_Entries:_

....................

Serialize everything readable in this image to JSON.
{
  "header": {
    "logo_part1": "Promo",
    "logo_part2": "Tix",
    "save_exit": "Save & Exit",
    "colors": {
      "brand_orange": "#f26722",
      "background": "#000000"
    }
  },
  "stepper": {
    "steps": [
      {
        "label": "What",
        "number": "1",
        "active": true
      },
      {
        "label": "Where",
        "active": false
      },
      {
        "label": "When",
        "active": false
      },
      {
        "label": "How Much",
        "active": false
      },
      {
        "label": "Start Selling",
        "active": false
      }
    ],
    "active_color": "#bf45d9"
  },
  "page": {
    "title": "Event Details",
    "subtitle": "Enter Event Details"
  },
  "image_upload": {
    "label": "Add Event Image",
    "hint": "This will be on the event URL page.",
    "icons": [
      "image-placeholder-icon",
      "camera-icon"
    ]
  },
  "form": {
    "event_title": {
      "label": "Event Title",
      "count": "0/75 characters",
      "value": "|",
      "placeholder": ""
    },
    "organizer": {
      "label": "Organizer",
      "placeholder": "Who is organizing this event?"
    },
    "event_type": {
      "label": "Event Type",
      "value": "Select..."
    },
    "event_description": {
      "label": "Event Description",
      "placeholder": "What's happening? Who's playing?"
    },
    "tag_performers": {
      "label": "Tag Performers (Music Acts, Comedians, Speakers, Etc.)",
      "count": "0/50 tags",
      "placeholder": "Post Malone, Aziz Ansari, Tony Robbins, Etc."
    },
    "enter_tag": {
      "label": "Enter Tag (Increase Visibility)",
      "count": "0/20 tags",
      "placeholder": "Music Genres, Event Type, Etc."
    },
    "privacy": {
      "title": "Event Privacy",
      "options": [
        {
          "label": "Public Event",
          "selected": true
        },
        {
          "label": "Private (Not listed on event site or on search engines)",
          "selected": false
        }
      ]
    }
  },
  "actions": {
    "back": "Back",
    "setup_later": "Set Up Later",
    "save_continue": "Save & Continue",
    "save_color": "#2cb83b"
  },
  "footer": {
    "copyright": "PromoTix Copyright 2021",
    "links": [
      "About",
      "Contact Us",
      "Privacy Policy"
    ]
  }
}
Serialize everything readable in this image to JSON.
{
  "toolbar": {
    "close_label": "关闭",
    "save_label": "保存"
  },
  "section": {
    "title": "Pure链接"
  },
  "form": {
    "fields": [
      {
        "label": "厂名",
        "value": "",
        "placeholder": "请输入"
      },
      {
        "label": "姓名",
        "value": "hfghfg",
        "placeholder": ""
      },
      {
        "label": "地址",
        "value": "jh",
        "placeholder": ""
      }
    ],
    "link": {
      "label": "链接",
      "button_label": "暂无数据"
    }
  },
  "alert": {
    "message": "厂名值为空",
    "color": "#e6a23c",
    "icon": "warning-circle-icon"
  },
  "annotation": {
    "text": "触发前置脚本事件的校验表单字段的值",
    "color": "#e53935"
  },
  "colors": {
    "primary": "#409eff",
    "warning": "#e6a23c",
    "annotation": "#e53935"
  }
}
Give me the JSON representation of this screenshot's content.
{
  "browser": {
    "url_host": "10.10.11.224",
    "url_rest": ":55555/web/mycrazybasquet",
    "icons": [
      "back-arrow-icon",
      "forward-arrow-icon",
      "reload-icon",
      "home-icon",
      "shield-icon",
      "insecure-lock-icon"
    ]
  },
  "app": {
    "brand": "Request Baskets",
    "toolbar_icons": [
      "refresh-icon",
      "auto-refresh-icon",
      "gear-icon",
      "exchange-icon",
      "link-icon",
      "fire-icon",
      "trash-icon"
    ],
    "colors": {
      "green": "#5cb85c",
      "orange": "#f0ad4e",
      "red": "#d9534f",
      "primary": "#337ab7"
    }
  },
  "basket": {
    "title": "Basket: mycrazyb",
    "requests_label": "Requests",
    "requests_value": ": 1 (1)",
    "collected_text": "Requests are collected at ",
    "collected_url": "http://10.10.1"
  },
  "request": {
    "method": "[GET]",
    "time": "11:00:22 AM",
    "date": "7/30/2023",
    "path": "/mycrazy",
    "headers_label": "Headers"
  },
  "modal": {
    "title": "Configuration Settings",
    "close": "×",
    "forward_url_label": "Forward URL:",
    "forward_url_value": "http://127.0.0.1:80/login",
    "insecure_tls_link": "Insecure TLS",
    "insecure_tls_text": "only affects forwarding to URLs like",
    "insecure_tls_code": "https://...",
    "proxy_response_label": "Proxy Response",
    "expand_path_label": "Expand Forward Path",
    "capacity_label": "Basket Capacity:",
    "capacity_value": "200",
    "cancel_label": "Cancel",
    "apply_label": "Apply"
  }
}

....................

_Short exercise:_ Return every line of the material exactly.

_Answer to this exercise:_
Serialize everything readable in this image to JSON.
{
  "header": {
    "logo_part1": "Promo",
    "logo_part2": "Tix",
    "save_exit": "Save & Exit",
    "colors": {
      "brand_orange": "#f26722",
      "background": "#000000"
    }
  },
  "stepper": {
    "steps": [
      {
        "label": "What",
        "number": "1",
        "active": true
      },
      {
        "label": "Where",
        "active": false
      },
      {
        "label": "When",
        "active": false
      },
      {
        "label": "How Much",
        "active": false
      },
      {
        "label": "Start Selling",
        "active": false
      }
    ],
    "active_color": "#bf45d9"
  },
  "page": {
    "title": "Event Details",
    "subtitle": "Enter Event Details"
  },
  "image_upload": {
    "label": "Add Event Image",
    "hint": "This will be on the event URL page.",
    "icons": [
      "image-placeholder-icon",
      "camera-icon"
    ]
  },
  "form": {
    "event_title": {
      "label": "Event Title",
      "count": "0/75 characters",
      "value": "|",
      "placeholder": ""
    },
    "organizer": {
      "label": "Organizer",
      "placeholder": "Who is organizing this event?"
    },
    "event_type": {
      "label": "Event Type",
      "value": "Select..."
    },
    "event_description": {
      "label": "Event Description",
      "placeholder": "What's happening? Who's playing?"
    },
    "tag_performers": {
      "label": "Tag Performers (Music Acts, Comedians, Speakers, Etc.)",
      "count": "0/50 tags",
      "placeholder": "Post Malone, Aziz Ansari, Tony Robbins, Etc."
    },
    "enter_tag": {
      "label": "Enter Tag (Increase Visibility)",
      "count": "0/20 tags",
      "placeholder": "Music Genres, Event Type, Etc."
    },
    "privacy": {
      "title": "Event Privacy",
      "options": [
        {
          "label": "Public Event",
          "selected": true
        },
        {
          "label": "Private (Not listed on event site or on search engines)",
          "selected": false
        }
      ]
    }
  },
  "actions": {
    "back": "Back",
    "setup_later": "Set Up Later",
    "save_continue": "Save & Continue",
    "save_color": "#2cb83b"
  },
  "footer": {
    "copyright": "PromoTix Copyright 2021",
    "links": [
      "About",
      "Contact Us",
      "Privacy Policy"
    ]
  }
}
Serialize everything readable in this image to JSON.
{
  "toolbar": {
    "close_label": "关闭",
    "save_label": "保存"
  },
  "section": {
    "title": "Pure链接"
  },
  "form": {
    "fields": [
      {
        "label": "厂名",
        "value": "",
        "placeholder": "请输入"
      },
      {
        "label": "姓名",
        "value": "hfghfg",
        "placeholder": ""
      },
      {
        "label": "地址",
        "value": "jh",
        "placeholder": ""
      }
    ],
    "link": {
      "label": "链接",
      "button_label": "暂无数据"
    }
  },
  "alert": {
    "message": "厂名值为空",
    "color": "#e6a23c",
    "icon": "warning-circle-icon"
  },
  "annotation": {
    "text": "触发前置脚本事件的校验表单字段的值",
    "color": "#e53935"
  },
  "colors": {
    "primary": "#409eff",
    "warning": "#e6a23c",
    "annotation": "#e53935"
  }
}
Give me the JSON representation of this screenshot's content.
{
  "browser": {
    "url_host": "10.10.11.224",
    "url_rest": ":55555/web/mycrazybasquet",
    "icons": [
      "back-arrow-icon",
      "forward-arrow-icon",
      "reload-icon",
      "home-icon",
      "shield-icon",
      "insecure-lock-icon"
    ]
  },
  "app": {
    "brand": "Request Baskets",
    "toolbar_icons": [
      "refresh-icon",
      "auto-refresh-icon",
      "gear-icon",
      "exchange-icon",
      "link-icon",
      "fire-icon",
      "trash-icon"
    ],
    "colors": {
      "green": "#5cb85c",
      "orange": "#f0ad4e",
      "red": "#d9534f",
      "primary": "#337ab7"
    }
  },
  "basket": {
    "title": "Basket: mycrazyb",
    "requests_label": "Requests",
    "requests_value": ": 1 (1)",
    "collected_text": "Requests are collected at ",
    "collected_url": "http://10.10.1"
  },
  "request": {
    "method": "[GET]",
    "time": "11:00:22 AM",
    "date": "7/30/2023",
    "path": "/mycrazy",
    "headers_label": "Headers"
  },
  "modal": {
    "title": "Configuration Settings",
    "close": "×",
    "forward_url_label": "Forward URL:",
    "forward_url_value": "http://127.0.0.1:80/login",
    "insecure_tls_link": "Insecure TLS",
    "insecure_tls_text": "only affects forwarding to URLs like",
    "insecure_tls_code": "https://...",
    "proxy_response_label": "Proxy Response",
    "expand_path_label": "Expand Forward Path",
    "capacity_label": "Basket Capacity:",
    "capacity_value": "200",
    "cancel_label": "Cancel",
    "apply_label": "Apply"
  }
}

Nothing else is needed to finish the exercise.